Restate every entry word for word.

— Begin AVAILABLE DATA —

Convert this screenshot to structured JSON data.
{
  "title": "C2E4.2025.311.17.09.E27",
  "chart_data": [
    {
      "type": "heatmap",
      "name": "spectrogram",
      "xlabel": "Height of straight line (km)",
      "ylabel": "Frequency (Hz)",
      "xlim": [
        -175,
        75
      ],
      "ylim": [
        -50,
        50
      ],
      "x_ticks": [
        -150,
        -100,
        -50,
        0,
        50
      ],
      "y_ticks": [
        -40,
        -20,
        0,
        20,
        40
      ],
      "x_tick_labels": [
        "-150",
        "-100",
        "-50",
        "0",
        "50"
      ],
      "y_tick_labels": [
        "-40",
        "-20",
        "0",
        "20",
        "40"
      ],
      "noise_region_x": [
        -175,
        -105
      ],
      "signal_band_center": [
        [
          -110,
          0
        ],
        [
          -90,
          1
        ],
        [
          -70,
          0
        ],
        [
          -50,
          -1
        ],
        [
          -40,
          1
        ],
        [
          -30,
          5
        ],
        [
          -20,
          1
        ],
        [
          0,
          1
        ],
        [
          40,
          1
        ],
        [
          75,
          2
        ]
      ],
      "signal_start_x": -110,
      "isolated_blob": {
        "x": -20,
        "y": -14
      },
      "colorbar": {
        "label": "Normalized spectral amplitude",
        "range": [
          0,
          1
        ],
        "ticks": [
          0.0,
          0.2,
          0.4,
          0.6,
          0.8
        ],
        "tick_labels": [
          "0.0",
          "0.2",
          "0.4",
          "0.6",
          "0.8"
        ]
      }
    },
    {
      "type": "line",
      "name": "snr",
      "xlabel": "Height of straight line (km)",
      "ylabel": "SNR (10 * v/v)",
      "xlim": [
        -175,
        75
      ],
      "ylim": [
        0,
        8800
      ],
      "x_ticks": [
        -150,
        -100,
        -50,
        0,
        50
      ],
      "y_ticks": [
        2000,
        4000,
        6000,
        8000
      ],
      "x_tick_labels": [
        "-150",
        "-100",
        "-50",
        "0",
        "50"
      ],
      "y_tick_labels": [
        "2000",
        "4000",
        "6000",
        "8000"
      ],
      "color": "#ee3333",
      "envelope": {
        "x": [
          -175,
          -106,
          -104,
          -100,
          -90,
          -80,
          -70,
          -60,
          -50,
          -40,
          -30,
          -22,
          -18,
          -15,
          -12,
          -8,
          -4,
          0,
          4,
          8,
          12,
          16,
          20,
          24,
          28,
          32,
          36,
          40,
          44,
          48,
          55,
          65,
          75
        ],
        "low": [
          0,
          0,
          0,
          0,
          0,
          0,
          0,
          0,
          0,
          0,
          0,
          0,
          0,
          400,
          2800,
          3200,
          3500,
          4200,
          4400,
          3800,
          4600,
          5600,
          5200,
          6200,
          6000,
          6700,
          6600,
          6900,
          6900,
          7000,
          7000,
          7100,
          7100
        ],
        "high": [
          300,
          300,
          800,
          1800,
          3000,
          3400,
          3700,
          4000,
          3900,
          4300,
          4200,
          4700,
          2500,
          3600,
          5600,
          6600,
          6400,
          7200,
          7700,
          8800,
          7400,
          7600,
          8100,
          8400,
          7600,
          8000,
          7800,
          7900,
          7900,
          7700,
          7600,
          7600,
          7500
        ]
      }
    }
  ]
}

— End AVAILABLE DATA —

> _RESPONSE TO THE EXERCISE_
Convert this screenshot to structured JSON data.
{
  "title": "C2E4.2025.311.17.09.E27",
  "chart_data": [
    {
      "type": "heatmap",
      "name": "spectrogram",
      "xlabel": "Height of straight line (km)",
      "ylabel": "Frequency (Hz)",
      "xlim": [
        -175,
        75
      ],
      "ylim": [
        -50,
        50
      ],
      "x_ticks": [
        -150,
        -100,
        -50,
        0,
        50
      ],
      "y_ticks": [
        -40,
        -20,
        0,
        20,
        40
      ],
      "x_tick_labels": [
        "-150",
        "-100",
        "-50",
        "0",
        "50"
      ],
      "y_tick_labels": [
        "-40",
        "-20",
        "0",
        "20",
        "40"
      ],
      "noise_region_x": [
        -175,
        -105
      ],
      "signal_band_center": [
        [
          -110,
          0
        ],
        [
          -90,
          1
        ],
        [
          -70,
          0
        ],
        [
          -50,
          -1
        ],
        [
          -40,
          1
        ],
        [
          -30,
          5
        ],
        [
          -20,
          1
        ],
        [
          0,
          1
        ],
        [
          40,
          1
        ],
        [
          75,
          2
        ]
      ],
      "signal_start_x": -110,
      "isolated_blob": {
        "x": -20,
        "y": -14
      },
      "colorbar": {
        "label": "Normalized spectral amplitude",
        "range": [
          0,
          1
        ],
        "ticks": [
          0.0,
          0.2,
          0.4,
          0.6,
          0.8
        ],
        "tick_labels": [
          "0.0",
          "0.2",
          "0.4",
          "0.6",
          "0.8"
        ]
      }
    },
    {
      "type": "line",
      "name": "snr",
      "xlabel": "Height of straight line (km)",
      "ylabel": "SNR (10 * v/v)",
      "xlim": [
        -175,
        75
      ],
      "ylim": [
        0,
        8800
      ],
      "x_ticks": [
        -150,
        -100,
        -50,
        0,
        50
      ],
      "y_ticks": [
        2000,
        4000,
        6000,
        8000
      ],
      "x_tick_labels": [
        "-150",
        "-100",
        "-50",
        "0",
        "50"
      ],
      "y_tick_labels": [
        "2000",
        "4000",
        "6000",
        "8000"
      ],
      "color": "#ee3333",
      "envelope": {
        "x": [
          -175,
          -106,
          -104,
          -100,
          -90,
          -80,
          -70,
          -60,
          -50,
          -40,
          -30,
          -22,
          -18,
          -15,
          -12,
          -8,
          -4,
          0,
          4,
          8,
          12,
          16,
          20,
          24,
          28,
          32,
          36,
          40,
          44,
          48,
          55,
          65,
          75
        ],
        "low": [
          0,
          0,
          0,
          0,
          0,
          0,
          0,
          0,
          0,
          0,
          0,
          0,
          0,
          400,
          2800,
          3200,
          3500,
          4200,
          4400,
          3800,
          4600,
          5600,
          5200,
          6200,
          6000,
          6700,
          6600,
          6900,
          6900,
          7000,
          7000,
          7100,
          7100
        ],
        "high": [
          300,
          300,
          800,
          1800,
          3000,
          3400,
          3700,
          4000,
          3900,
          4300,
          4200,
          4700,
          2500,
          3600,
          5600,
          6600,
          6400,
          7200,
          7700,
          8800,
          7400,
          7600,
          8100,
          8400,
          7600,
          8000,
          7800,
          7900,
          7900,
          7700,
          7600,
          7600,
          7500
        ]
      }
    }
  ]
}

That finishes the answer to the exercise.